PROBLEM: Copy every line in which the string "synth" occurs.

DATASET ENTRIES:

◆ ◆ ◆ ◆ ◆

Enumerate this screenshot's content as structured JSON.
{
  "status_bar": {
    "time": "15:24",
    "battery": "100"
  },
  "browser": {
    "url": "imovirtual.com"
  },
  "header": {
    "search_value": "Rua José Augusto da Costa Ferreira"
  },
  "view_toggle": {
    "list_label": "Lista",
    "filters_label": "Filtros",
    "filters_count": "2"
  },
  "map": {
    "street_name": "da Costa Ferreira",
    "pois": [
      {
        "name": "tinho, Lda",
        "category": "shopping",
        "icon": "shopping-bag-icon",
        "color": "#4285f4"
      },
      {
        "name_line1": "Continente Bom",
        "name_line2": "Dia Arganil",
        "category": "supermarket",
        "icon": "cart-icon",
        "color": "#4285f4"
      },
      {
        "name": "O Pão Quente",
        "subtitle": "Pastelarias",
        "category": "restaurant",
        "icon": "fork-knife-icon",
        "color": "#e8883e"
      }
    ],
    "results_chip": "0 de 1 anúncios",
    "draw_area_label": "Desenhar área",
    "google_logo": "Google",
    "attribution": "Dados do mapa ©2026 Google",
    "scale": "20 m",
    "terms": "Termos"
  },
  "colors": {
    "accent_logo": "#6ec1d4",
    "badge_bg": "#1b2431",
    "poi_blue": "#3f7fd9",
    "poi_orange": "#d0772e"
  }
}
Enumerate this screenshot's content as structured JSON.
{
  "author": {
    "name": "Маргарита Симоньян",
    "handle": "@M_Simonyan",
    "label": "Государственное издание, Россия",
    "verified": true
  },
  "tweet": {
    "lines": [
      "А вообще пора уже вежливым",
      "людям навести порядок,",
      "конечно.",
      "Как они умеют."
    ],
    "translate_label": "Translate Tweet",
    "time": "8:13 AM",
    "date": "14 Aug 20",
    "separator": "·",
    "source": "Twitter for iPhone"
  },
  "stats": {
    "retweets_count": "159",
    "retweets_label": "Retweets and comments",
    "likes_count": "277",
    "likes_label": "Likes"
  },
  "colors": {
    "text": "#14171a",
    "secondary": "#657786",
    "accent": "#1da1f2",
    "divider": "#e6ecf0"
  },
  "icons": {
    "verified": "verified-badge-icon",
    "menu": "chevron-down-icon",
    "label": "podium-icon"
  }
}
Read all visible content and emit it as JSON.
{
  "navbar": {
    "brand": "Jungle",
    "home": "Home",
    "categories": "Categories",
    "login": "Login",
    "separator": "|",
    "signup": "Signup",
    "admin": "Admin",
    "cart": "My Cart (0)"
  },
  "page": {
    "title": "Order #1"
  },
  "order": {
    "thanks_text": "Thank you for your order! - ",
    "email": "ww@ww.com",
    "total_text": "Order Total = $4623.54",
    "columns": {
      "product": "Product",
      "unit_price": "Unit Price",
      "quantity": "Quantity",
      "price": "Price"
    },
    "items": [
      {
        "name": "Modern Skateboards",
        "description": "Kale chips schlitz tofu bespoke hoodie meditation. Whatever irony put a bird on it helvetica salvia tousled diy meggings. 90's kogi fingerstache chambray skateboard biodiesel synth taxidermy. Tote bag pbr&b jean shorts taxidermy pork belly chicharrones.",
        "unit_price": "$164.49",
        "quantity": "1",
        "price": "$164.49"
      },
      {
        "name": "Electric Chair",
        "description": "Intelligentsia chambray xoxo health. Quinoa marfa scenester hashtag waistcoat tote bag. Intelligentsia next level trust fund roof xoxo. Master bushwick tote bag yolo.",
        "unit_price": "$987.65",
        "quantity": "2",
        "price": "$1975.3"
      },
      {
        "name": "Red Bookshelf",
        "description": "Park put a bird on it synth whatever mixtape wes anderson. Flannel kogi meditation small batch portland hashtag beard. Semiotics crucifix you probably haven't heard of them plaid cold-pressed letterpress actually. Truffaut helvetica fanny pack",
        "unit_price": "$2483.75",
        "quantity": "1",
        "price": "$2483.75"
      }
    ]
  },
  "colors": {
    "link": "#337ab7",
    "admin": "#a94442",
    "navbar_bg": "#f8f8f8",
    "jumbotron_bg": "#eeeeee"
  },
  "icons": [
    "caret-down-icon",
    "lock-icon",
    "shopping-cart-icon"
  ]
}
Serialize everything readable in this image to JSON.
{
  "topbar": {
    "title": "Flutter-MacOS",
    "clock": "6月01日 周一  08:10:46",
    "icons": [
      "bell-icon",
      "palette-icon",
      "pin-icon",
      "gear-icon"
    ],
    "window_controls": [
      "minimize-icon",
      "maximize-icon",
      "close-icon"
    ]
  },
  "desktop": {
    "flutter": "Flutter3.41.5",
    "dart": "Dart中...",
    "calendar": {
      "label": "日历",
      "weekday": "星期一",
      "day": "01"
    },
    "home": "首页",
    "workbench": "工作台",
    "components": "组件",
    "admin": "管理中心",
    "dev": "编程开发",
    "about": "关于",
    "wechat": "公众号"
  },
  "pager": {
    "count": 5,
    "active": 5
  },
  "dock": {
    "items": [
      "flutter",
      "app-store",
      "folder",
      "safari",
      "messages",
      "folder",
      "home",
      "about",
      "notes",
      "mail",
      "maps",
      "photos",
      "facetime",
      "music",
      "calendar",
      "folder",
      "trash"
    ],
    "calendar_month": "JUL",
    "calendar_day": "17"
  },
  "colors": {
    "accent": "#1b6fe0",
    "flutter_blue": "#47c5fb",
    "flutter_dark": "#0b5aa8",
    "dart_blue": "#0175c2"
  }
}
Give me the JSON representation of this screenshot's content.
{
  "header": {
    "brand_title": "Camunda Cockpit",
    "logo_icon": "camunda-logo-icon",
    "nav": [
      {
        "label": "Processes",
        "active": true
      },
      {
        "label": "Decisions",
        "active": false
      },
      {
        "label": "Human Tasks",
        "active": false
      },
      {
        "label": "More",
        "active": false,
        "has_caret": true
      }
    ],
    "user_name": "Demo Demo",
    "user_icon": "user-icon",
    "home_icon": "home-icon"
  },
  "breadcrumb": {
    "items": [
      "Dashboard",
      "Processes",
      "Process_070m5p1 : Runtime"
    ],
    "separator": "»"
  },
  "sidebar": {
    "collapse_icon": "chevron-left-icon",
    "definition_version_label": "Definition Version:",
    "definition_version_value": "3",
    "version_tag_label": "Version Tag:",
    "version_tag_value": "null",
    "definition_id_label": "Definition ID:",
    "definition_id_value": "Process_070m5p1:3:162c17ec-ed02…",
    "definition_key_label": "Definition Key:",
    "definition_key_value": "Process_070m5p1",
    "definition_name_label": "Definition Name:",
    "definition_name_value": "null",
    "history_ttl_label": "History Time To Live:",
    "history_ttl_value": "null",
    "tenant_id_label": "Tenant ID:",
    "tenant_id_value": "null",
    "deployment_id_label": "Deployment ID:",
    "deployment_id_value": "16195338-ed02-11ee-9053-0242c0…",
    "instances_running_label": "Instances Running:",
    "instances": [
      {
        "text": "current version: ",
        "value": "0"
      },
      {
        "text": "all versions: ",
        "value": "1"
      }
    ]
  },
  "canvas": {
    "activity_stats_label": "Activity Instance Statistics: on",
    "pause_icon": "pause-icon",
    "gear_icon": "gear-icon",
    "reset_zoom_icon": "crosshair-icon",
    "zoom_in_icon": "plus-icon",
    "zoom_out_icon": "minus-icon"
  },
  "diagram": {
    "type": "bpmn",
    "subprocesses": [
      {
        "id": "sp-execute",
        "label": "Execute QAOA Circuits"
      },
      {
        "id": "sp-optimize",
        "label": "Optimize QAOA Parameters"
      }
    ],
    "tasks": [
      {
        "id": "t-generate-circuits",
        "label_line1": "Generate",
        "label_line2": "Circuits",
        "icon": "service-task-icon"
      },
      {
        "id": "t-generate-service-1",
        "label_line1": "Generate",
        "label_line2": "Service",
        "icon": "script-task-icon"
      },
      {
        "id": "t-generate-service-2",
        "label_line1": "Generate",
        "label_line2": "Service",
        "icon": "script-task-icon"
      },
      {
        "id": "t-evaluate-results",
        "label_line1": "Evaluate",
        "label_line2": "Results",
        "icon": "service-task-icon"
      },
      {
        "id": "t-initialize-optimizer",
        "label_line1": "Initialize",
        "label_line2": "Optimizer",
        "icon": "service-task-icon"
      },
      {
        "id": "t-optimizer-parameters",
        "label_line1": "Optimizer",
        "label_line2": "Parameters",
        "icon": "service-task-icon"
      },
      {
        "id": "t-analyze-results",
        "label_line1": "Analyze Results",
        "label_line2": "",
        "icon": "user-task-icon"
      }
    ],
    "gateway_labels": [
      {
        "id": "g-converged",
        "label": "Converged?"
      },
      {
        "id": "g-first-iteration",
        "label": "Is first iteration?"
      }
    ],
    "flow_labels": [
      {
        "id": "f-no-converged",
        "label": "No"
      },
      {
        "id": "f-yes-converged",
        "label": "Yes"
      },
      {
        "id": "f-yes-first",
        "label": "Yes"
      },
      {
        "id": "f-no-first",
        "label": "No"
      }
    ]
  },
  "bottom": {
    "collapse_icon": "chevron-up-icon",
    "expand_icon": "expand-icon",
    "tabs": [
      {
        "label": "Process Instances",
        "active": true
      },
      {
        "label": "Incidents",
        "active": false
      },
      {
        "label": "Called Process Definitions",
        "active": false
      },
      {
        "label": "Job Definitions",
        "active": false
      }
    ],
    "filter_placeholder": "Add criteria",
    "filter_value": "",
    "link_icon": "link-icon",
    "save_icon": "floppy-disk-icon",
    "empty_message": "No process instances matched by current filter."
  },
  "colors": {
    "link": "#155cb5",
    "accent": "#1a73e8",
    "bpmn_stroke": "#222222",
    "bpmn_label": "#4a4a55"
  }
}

◆ ◆ ◆ ◆ ◆

RESPONSE TO THE TASK:
        "description": "Kale chips schlitz tofu bespoke hoodie meditation. Whatever irony put a bird on it helvetica salvia tousled diy meggings. 90's kogi fingerstache chambray skateboard biodiesel synth taxidermy. Tote bag pbr&b jean shorts taxidermy pork belly chicharrones.",
        "description": "Park put a bird on it synth whatever mixtape wes anderson. Flannel kogi meditation small batch portland hashtag beard. Semiotics crucifix you probably haven't heard of them plaid cold-pressed letterpress actually. Truffaut helvetica fanny pack",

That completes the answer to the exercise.